--- Start PROVIDED MATERIAL ---
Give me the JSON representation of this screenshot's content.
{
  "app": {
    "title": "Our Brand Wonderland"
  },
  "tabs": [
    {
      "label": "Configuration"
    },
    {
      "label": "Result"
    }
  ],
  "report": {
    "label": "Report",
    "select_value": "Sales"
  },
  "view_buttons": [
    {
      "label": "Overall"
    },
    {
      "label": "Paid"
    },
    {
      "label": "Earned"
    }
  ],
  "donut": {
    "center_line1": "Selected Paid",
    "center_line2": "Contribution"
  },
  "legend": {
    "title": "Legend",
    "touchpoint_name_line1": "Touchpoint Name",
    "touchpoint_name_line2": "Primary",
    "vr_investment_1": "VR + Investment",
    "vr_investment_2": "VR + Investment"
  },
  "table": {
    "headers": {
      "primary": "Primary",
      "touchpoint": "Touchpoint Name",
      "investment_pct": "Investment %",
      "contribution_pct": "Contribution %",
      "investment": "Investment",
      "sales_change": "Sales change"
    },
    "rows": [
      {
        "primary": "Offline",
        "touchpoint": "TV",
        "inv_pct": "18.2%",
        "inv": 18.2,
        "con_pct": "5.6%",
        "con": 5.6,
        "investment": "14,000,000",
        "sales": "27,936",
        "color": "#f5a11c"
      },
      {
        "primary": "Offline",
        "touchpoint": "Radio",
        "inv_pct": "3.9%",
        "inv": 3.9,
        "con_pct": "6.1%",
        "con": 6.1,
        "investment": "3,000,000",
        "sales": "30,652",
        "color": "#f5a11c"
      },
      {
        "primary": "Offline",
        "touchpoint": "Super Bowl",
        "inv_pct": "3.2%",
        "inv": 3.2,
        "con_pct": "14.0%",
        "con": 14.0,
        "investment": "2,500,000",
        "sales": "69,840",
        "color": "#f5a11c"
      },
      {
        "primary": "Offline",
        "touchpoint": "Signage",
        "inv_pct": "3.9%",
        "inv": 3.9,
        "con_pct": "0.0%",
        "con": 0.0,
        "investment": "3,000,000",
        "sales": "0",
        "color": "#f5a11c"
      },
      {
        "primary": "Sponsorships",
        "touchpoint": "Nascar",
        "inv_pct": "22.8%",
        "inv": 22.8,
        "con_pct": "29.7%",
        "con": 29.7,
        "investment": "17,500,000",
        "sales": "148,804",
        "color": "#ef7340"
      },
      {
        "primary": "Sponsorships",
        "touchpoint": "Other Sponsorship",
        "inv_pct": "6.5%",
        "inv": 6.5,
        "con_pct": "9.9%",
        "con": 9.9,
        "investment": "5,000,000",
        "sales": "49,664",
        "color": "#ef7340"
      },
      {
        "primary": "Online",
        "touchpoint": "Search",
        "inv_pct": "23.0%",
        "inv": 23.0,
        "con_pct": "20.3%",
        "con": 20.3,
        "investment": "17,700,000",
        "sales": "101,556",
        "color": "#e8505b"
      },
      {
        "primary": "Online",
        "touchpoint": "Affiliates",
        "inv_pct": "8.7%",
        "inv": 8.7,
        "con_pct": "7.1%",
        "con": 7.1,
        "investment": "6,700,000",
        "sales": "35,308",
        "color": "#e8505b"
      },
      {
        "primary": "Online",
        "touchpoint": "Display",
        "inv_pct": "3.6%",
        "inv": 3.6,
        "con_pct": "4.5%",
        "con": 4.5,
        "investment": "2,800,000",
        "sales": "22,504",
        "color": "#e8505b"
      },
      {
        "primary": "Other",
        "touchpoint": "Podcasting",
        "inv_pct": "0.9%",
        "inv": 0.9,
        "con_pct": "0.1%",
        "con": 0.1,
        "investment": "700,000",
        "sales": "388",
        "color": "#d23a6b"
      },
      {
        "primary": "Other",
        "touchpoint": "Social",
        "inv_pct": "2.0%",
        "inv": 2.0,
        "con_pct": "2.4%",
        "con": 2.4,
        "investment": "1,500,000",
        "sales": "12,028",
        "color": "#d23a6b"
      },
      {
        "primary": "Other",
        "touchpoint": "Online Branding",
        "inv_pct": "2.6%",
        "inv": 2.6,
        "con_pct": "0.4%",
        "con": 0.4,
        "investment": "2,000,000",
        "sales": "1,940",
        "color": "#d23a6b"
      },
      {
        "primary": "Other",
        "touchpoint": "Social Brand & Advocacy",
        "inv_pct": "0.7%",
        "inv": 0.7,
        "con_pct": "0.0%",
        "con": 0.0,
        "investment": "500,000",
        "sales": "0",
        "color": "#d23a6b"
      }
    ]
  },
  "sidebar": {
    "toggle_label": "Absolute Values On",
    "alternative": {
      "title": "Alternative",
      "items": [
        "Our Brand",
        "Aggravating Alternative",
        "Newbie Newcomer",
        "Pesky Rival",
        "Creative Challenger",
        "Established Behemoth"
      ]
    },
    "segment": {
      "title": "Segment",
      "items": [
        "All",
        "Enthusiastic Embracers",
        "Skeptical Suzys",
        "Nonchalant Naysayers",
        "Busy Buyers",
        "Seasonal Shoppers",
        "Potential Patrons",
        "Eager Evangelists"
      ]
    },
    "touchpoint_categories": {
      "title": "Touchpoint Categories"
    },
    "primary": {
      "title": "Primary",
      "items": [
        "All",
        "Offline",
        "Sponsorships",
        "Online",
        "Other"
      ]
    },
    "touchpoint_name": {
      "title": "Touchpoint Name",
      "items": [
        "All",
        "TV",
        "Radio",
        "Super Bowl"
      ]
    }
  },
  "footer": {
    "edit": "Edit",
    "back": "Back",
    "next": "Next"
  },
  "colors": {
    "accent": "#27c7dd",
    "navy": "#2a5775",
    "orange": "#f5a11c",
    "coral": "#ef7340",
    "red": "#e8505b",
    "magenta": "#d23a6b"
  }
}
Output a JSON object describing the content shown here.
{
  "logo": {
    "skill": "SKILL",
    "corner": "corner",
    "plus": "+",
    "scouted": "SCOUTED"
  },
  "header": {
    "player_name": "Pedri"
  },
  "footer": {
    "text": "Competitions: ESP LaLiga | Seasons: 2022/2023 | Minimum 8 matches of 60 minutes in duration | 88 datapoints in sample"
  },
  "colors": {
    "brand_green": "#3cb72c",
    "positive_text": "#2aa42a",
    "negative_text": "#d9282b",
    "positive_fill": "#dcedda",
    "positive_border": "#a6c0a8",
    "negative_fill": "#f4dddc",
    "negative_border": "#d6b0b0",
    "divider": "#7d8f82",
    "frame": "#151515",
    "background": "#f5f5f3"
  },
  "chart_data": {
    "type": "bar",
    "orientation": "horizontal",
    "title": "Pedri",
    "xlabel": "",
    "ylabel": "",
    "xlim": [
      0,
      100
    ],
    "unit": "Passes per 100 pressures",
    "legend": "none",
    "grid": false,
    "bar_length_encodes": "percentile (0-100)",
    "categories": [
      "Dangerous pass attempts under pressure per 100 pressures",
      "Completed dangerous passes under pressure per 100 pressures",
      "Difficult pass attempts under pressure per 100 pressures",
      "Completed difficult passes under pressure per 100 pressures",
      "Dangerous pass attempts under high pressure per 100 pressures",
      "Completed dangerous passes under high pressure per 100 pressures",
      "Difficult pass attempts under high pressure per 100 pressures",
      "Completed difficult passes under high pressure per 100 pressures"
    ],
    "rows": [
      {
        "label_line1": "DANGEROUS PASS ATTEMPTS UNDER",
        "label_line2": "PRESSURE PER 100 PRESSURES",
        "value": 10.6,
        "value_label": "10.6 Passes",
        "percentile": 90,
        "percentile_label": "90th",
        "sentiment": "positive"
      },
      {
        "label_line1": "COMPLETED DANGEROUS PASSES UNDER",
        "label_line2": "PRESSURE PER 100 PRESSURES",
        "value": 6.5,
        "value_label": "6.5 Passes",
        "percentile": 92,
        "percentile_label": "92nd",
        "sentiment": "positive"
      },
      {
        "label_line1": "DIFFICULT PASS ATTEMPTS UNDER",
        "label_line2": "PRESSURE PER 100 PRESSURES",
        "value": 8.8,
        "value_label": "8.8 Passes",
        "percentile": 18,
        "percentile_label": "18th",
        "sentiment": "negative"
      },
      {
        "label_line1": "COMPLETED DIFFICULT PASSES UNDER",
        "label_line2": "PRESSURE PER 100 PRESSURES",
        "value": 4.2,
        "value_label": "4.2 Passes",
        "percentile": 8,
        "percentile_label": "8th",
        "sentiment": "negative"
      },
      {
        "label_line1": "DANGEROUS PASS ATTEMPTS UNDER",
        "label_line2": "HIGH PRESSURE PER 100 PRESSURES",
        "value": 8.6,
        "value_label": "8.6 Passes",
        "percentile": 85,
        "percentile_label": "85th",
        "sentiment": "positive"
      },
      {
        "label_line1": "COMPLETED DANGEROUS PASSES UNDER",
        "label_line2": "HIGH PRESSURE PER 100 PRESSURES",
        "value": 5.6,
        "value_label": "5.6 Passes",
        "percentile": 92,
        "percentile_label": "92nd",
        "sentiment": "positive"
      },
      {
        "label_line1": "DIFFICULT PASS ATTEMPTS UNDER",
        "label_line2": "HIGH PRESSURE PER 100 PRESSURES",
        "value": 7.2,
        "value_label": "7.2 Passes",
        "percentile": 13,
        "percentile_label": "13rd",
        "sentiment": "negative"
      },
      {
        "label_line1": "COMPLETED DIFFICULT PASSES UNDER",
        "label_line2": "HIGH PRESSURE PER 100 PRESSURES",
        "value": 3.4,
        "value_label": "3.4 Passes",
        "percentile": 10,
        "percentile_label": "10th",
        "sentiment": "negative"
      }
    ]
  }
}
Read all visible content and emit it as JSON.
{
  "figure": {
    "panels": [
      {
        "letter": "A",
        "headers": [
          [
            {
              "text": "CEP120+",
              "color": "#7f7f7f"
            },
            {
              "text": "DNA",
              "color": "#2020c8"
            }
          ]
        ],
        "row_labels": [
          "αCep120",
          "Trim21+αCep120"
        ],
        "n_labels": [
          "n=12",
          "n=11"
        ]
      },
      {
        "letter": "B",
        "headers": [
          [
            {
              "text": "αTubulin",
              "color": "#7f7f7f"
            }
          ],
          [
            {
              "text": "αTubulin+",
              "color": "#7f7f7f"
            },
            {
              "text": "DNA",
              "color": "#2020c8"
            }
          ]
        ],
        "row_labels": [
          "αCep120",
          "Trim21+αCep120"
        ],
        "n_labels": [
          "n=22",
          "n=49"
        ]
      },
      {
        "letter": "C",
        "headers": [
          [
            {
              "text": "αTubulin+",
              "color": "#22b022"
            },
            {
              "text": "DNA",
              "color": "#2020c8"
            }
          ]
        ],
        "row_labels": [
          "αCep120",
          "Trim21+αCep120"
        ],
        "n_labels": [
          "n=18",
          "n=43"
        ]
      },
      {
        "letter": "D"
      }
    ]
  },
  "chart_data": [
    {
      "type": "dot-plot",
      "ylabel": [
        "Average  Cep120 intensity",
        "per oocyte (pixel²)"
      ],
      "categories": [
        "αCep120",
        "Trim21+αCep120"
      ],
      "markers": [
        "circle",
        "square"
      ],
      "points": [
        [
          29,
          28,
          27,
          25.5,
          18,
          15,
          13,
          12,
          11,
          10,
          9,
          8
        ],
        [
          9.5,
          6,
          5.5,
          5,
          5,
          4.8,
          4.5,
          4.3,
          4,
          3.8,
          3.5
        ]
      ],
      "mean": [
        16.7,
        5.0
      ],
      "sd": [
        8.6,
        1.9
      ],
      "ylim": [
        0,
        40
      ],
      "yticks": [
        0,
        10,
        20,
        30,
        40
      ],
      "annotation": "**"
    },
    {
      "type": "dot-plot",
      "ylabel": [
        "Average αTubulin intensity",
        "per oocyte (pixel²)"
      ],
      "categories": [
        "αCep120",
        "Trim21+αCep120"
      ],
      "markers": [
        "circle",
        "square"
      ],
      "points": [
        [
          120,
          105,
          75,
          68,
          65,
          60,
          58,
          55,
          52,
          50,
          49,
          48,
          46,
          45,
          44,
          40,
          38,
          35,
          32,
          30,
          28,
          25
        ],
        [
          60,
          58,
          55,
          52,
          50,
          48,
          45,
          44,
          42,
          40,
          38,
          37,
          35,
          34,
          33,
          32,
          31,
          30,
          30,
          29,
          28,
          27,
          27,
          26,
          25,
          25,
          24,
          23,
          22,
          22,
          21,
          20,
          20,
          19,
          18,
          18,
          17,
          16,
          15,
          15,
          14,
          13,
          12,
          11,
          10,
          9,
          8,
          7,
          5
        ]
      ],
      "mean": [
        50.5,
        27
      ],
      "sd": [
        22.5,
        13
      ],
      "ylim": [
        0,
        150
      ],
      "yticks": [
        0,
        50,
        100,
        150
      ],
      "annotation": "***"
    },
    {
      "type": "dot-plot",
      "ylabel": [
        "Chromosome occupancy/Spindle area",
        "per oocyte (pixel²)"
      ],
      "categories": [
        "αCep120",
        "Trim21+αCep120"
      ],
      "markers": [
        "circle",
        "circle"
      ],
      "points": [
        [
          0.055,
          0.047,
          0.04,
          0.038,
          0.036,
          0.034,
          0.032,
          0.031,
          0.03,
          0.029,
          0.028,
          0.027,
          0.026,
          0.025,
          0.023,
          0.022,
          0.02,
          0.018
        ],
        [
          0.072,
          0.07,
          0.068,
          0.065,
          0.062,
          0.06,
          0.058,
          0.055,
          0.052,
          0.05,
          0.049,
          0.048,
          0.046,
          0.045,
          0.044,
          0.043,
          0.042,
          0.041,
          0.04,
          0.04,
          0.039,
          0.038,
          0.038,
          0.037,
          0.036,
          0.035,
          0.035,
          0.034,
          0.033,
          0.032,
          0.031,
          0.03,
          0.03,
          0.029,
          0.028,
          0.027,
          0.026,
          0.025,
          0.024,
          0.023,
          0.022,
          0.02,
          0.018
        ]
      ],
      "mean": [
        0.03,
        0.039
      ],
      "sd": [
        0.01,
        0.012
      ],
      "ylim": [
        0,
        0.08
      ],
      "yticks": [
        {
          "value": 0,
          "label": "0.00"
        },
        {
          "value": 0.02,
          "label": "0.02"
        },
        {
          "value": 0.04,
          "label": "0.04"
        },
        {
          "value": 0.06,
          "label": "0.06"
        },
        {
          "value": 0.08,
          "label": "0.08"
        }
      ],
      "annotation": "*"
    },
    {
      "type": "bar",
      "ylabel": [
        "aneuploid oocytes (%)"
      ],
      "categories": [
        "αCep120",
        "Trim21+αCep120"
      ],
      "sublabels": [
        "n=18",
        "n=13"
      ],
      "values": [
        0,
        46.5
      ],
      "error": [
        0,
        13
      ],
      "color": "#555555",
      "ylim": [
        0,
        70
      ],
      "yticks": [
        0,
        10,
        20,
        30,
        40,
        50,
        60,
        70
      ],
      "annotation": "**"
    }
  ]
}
--- End PROVIDED MATERIAL ---
• **TASK GOAL**:
Reply with the number of lines in the data that include the string "intensity" and nothing else.

• **COMPLETE ANSWER**:
2